Output all lines exactly.
-- START OF MATERIAL TO PROCESS --
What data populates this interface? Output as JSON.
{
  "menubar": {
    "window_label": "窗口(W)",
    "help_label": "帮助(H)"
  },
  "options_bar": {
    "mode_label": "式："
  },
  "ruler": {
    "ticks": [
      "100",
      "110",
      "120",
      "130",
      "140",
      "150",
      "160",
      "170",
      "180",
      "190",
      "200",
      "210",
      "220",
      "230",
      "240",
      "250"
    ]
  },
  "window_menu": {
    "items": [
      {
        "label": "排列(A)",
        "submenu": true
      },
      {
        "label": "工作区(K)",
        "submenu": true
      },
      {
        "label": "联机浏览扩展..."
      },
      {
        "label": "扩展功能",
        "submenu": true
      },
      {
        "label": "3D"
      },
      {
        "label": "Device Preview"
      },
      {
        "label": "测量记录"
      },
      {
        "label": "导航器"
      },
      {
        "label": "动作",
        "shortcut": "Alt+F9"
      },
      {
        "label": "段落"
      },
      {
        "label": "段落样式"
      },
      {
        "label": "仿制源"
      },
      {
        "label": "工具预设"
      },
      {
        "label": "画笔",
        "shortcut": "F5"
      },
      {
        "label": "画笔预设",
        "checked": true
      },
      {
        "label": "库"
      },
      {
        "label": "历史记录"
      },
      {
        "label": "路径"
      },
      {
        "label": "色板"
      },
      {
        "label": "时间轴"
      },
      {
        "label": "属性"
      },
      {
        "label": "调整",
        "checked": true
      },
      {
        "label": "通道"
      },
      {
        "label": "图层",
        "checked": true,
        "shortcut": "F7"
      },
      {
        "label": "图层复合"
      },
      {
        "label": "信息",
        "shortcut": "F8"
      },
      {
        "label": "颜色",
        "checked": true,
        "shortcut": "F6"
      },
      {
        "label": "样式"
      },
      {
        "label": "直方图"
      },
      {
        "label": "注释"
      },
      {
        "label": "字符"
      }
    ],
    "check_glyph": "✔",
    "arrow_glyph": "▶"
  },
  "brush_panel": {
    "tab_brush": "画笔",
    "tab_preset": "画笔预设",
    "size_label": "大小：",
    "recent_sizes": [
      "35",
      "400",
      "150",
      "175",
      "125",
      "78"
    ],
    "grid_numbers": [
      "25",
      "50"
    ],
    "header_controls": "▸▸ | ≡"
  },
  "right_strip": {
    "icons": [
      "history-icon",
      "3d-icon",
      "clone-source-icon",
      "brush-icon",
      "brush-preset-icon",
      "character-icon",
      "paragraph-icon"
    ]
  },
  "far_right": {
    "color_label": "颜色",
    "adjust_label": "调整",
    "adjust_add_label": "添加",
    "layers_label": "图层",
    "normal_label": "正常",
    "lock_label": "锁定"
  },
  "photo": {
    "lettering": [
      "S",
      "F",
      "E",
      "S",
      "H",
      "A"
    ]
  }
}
-- END OF MATERIAL TO PROCESS --
◆ WRITTEN SOLUTION
What data populates this interface? Output as JSON.
{
  "menubar": {
    "window_label": "窗口(W)",
    "help_label": "帮助(H)"
  },
  "options_bar": {
    "mode_label": "式："
  },
  "ruler": {
    "ticks": [
      "100",
      "110",
      "120",
      "130",
      "140",
      "150",
      "160",
      "170",
      "180",
      "190",
      "200",
      "210",
      "220",
      "230",
      "240",
      "250"
    ]
  },
  "window_menu": {
    "items": [
      {
        "label": "排列(A)",
        "submenu": true
      },
      {
        "label": "工作区(K)",
        "submenu": true
      },
      {
        "label": "联机浏览扩展..."
      },
      {
        "label": "扩展功能",
        "submenu": true
      },
      {
        "label": "3D"
      },
      {
        "label": "Device Preview"
      },
      {
        "label": "测量记录"
      },
      {
        "label": "导航器"
      },
      {
        "label": "动作",
        "shortcut": "Alt+F9"
      },
      {
        "label": "段落"
      },
      {
        "label": "段落样式"
      },
      {
        "label": "仿制源"
      },
      {
        "label": "工具预设"
      },
      {
        "label": "画笔",
        "shortcut": "F5"
      },
      {
        "label": "画笔预设",
        "checked": true
      },
      {
        "label": "库"
      },
      {
        "label": "历史记录"
      },
      {
        "label": "路径"
      },
      {
        "label": "色板"
      },
      {
        "label": "时间轴"
      },
      {
        "label": "属性"
      },
      {
        "label": "调整",
        "checked": true
      },
      {
        "label": "通道"
      },
      {
        "label": "图层",
        "checked": true,
        "shortcut": "F7"
      },
      {
        "label": "图层复合"
      },
      {
        "label": "信息",
        "shortcut": "F8"
      },
      {
        "label": "颜色",
        "checked": true,
        "shortcut": "F6"
      },
      {
        "label": "样式"
      },
      {
        "label": "直方图"
      },
      {
        "label": "注释"
      },
      {
        "label": "字符"
      }
    ],
    "check_glyph": "✔",
    "arrow_glyph": "▶"
  },
  "brush_panel": {
    "tab_brush": "画笔",
    "tab_preset": "画笔预设",
    "size_label": "大小：",
    "recent_sizes": [
      "35",
      "400",
      "150",
      "175",
      "125",
      "78"
    ],
    "grid_numbers": [
      "25",
      "50"
    ],
    "header_controls": "▸▸ | ≡"
  },
  "right_strip": {
    "icons": [
      "history-icon",
      "3d-icon",
      "clone-source-icon",
      "brush-icon",
      "brush-preset-icon",
      "character-icon",
      "paragraph-icon"
    ]
  },
  "far_right": {
    "color_label": "颜色",
    "adjust_label": "调整",
    "adjust_add_label": "添加",
    "layers_label": "图层",
    "normal_label": "正常",
    "lock_label": "锁定"
  },
  "photo": {
    "lettering": [
      "S",
      "F",
      "E",
      "S",
      "H",
      "A"
    ]
  }
}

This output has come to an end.